Write out each line exactly as given. Leave the pictures out of your copy.
++++ Exercise material
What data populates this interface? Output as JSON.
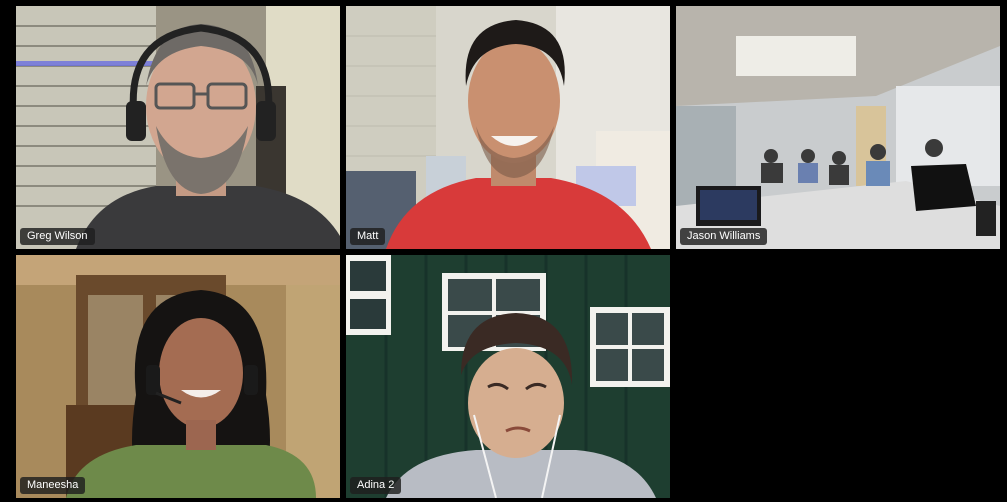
{
  "participants": [
    {
      "name": "Greg Wilson"
    },
    {
      "name": "Matt"
    },
    {
      "name": "Jason Williams"
    },
    {
      "name": "Maneesha"
    },
    {
      "name": "Adina 2"
    }
  ],
  "colors": {
    "background": "#000000",
    "name_tag_bg": "#1e1e1e",
    "name_tag_text": "#ffffff"
  }
}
++++++++
#### Task answer:
What data populates this interface? Output as JSON.
{
  "participants": [
    {
      "name": "Greg Wilson"
    },
    {
      "name": "Matt"
    },
    {
      "name": "Jason Williams"
    },
    {
      "name": "Maneesha"
    },
    {
      "name": "Adina 2"
    }
  ],
  "colors": {
    "background": "#000000",
    "name_tag_bg": "#1e1e1e",
    "name_tag_text": "#ffffff"
  }
}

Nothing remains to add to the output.